Instructions for the task » Copy the entries from the line containing "pain-point-number-1: 1 bbox=[404, 232, 448, 276]" through the line containing "ring-arc-3 bbox=[547, 431, 619, 463]", swapping "ring-dot" for "ring-marker" and leaving everything else unchanged.

## START

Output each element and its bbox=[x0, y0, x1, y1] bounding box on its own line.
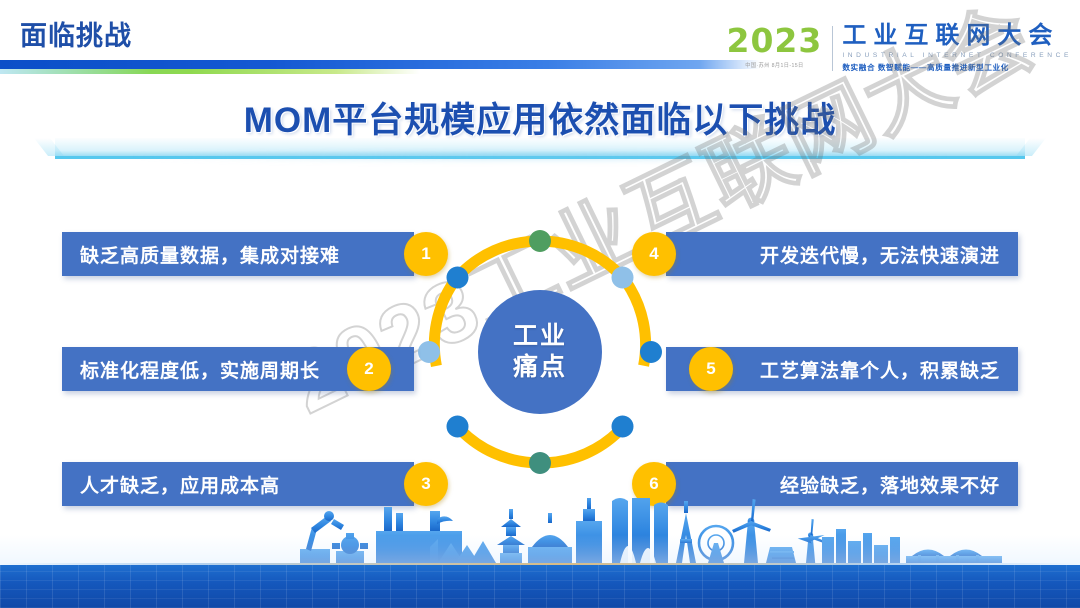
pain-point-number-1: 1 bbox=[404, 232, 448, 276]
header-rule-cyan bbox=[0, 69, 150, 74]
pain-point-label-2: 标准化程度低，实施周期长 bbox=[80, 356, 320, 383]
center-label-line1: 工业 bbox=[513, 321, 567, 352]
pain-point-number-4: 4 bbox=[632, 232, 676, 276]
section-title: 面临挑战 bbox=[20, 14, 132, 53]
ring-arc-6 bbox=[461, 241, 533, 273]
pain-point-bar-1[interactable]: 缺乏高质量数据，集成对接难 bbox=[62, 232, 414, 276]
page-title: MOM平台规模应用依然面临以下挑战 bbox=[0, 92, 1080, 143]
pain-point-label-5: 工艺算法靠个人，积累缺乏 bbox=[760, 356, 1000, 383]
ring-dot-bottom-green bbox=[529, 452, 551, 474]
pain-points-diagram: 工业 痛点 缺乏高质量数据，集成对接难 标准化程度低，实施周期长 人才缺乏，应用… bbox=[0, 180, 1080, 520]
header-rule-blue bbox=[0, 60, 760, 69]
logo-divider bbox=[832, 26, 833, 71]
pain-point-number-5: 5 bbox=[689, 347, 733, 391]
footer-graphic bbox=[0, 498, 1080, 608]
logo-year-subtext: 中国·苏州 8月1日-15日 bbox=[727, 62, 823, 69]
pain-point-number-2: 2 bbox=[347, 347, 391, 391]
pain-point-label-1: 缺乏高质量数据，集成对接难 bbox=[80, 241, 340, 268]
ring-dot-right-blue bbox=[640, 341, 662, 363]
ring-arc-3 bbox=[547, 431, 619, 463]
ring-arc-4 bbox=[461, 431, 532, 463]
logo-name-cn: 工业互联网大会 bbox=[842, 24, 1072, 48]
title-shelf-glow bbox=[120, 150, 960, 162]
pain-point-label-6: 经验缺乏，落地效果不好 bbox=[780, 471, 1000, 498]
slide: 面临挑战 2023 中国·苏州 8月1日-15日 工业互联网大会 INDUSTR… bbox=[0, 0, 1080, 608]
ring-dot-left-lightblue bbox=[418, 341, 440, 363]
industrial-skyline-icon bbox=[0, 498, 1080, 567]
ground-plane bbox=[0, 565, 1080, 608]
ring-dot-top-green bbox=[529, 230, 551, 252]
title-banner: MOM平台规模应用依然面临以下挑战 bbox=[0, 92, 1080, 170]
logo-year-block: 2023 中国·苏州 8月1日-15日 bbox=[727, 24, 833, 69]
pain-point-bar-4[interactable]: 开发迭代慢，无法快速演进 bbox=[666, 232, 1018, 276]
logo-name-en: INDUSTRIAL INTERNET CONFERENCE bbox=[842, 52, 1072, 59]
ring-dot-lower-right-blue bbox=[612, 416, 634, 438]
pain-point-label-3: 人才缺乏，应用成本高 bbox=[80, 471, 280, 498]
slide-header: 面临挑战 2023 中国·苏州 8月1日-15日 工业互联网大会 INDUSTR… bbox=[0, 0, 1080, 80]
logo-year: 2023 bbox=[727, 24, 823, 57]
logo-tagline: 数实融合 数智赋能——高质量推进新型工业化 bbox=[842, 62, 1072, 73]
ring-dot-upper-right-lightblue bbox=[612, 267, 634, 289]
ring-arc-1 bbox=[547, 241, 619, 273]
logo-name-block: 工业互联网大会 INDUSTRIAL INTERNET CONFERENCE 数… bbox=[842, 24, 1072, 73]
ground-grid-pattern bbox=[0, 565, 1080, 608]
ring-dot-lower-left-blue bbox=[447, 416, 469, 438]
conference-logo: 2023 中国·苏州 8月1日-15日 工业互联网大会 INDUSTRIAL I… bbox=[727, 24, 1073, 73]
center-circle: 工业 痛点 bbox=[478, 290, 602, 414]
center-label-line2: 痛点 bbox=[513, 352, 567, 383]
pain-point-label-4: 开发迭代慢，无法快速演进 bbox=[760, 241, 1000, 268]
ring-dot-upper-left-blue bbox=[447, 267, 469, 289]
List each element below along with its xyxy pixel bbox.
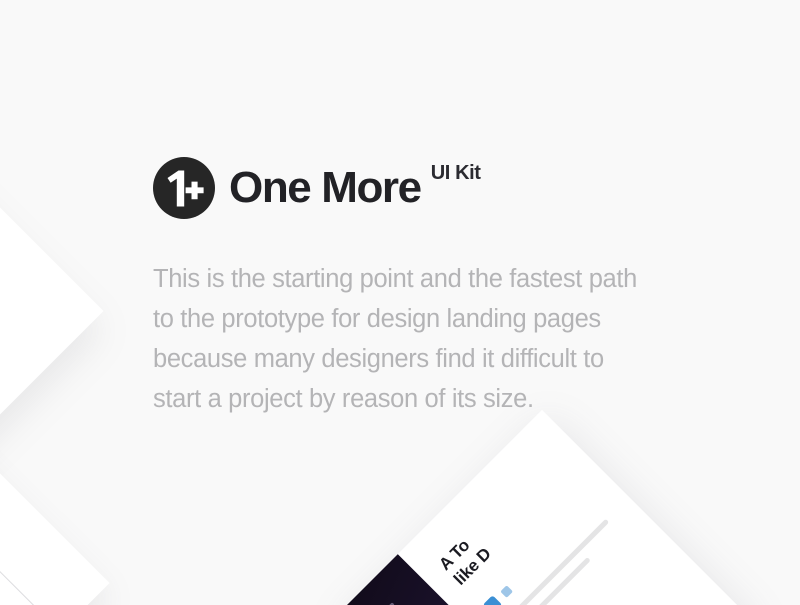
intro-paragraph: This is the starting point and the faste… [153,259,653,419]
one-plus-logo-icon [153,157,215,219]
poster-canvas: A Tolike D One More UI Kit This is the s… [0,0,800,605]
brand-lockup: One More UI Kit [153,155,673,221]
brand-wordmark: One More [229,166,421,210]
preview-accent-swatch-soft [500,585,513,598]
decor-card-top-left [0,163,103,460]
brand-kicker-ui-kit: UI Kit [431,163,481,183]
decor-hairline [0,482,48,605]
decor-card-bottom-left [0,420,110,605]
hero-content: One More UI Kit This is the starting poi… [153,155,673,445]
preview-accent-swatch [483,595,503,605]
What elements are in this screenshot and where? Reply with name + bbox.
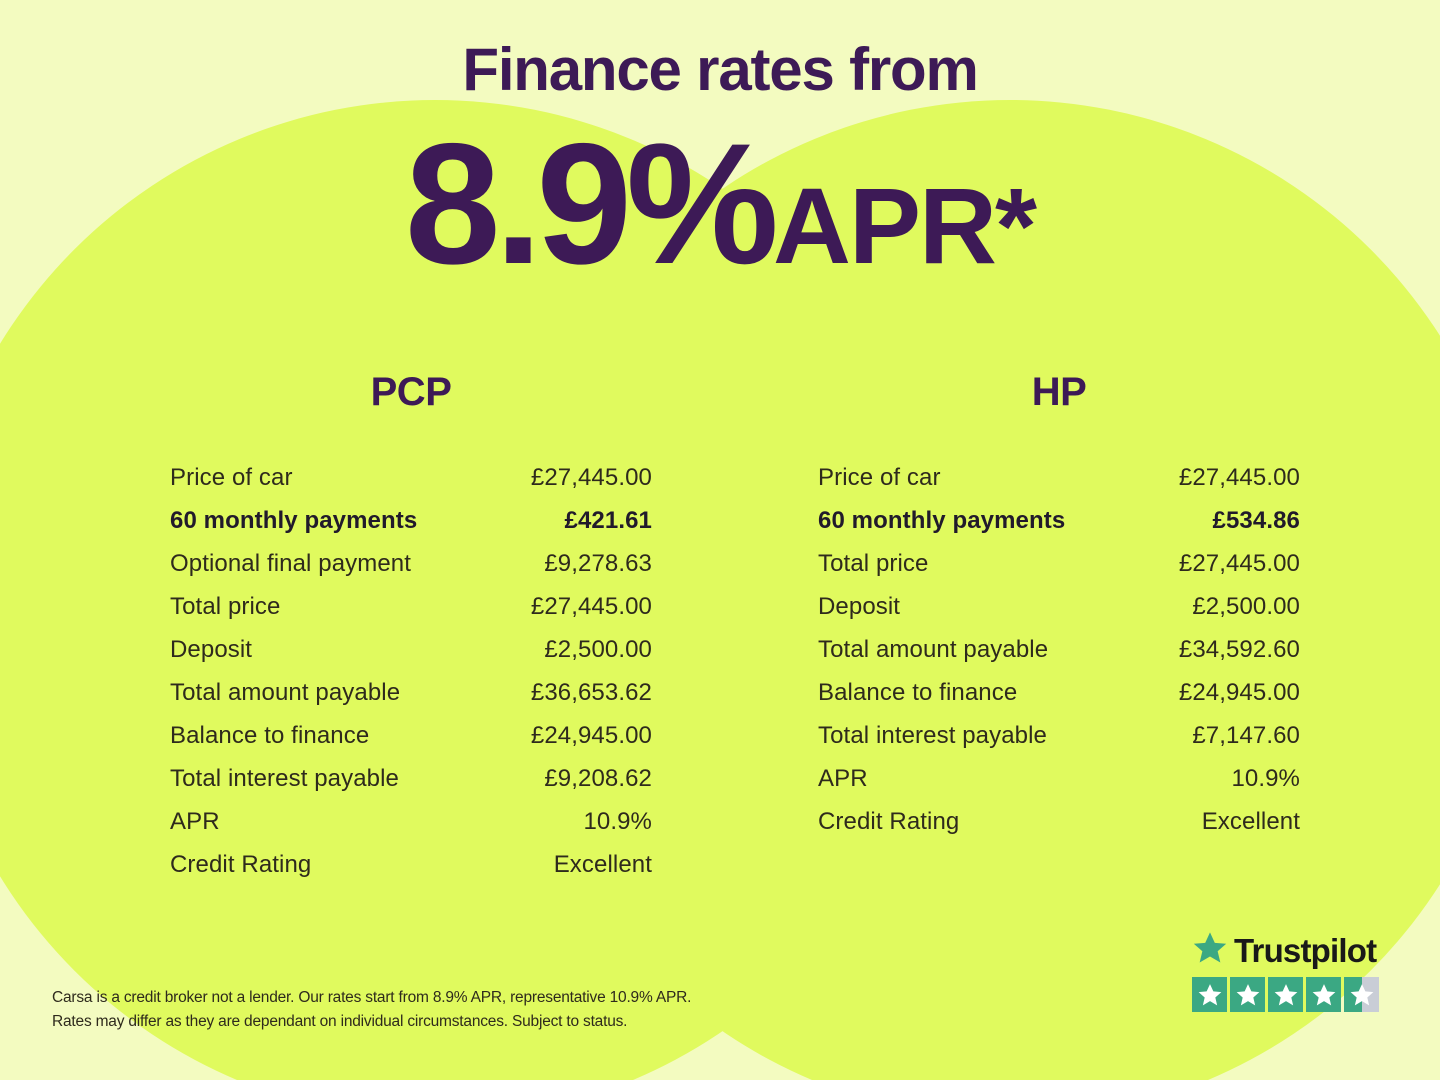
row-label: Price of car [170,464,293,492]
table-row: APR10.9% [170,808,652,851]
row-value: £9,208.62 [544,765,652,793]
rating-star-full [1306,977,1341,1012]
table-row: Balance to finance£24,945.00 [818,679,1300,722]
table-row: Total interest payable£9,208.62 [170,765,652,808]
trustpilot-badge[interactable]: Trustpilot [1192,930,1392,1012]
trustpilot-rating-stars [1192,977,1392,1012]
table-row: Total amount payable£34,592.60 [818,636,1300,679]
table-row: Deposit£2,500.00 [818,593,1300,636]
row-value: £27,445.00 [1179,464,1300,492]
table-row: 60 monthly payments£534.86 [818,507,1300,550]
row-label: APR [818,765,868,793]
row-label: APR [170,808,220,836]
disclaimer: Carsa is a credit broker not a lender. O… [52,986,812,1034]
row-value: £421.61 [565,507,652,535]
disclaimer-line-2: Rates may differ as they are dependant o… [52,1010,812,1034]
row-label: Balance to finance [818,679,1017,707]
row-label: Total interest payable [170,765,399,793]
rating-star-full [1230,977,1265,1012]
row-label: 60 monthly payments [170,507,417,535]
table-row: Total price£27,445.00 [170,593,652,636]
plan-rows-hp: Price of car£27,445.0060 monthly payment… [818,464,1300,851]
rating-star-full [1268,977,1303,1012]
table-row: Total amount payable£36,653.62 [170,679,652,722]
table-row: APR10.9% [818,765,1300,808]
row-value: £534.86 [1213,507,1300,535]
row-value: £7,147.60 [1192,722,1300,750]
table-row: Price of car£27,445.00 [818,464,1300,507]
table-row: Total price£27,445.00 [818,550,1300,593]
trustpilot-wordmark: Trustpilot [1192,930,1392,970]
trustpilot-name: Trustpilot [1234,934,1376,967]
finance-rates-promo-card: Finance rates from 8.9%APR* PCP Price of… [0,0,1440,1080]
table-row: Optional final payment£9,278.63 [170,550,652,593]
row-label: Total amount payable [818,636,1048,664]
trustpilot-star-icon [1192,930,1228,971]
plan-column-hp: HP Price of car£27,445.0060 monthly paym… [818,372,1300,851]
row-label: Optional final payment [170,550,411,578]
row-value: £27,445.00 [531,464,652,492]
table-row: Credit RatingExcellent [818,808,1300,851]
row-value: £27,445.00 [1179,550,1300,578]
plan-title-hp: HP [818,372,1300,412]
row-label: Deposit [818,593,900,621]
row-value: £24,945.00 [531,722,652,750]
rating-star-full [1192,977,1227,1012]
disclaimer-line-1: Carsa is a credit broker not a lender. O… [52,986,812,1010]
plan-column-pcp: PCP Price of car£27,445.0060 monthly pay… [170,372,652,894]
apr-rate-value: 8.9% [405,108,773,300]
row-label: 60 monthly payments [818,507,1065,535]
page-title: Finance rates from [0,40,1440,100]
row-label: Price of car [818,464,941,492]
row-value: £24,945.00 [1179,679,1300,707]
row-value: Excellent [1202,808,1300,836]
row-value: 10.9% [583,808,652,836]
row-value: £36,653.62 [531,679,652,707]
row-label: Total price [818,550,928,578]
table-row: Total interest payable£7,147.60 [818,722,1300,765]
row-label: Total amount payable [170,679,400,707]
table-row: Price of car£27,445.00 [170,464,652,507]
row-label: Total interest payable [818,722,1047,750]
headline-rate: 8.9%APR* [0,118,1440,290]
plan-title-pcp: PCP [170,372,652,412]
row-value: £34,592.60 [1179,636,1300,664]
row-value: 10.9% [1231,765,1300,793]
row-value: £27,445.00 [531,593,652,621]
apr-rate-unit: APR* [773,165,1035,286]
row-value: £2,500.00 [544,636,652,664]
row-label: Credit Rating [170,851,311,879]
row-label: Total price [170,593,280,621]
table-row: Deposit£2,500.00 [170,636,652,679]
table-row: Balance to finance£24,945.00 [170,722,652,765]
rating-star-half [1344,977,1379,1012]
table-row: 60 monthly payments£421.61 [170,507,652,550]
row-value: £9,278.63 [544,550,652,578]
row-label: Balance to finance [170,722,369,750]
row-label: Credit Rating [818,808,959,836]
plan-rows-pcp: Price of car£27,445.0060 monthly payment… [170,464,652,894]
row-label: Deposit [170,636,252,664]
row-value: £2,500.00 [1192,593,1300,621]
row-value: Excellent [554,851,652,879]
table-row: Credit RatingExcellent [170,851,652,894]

## END

Answer for the task »
pain-point-number-1: 1 bbox=[404, 232, 448, 276]
header-rule-cyan bbox=[0, 69, 150, 74]
pain-point-label-2: 标准化程度低，实施周期长 bbox=[80, 356, 320, 383]
center-label-line1: 工业 bbox=[513, 321, 567, 352]
pain-point-number-4: 4 bbox=[632, 232, 676, 276]
section-title: 面临挑战 bbox=[20, 14, 132, 53]
ring-arc-6 bbox=[461, 241, 533, 273]
pain-point-bar-1[interactable]: 缺乏高质量数据，集成对接难 bbox=[62, 232, 414, 276]
page-title: MOM平台规模应用依然面临以下挑战 bbox=[0, 92, 1080, 143]
pain-point-label-5: 工艺算法靠个人，积累缺乏 bbox=[760, 356, 1000, 383]
ring-marker-bottom-green bbox=[529, 452, 551, 474]
pain-points-diagram: 工业 痛点 缺乏高质量数据，集成对接难 标准化程度低，实施周期长 人才缺乏，应用… bbox=[0, 180, 1080, 520]
header-rule-blue bbox=[0, 60, 760, 69]
logo-divider bbox=[832, 26, 833, 71]
pain-point-number-5: 5 bbox=[689, 347, 733, 391]
footer-graphic bbox=[0, 498, 1080, 608]
logo-year-subtext: 中国·苏州 8月1日-15日 bbox=[727, 62, 823, 69]
pain-point-number-2: 2 bbox=[347, 347, 391, 391]
pain-point-label-1: 缺乏高质量数据，集成对接难 bbox=[80, 241, 340, 268]
ring-marker-right-blue bbox=[640, 341, 662, 363]
ring-arc-3 bbox=[547, 431, 619, 463]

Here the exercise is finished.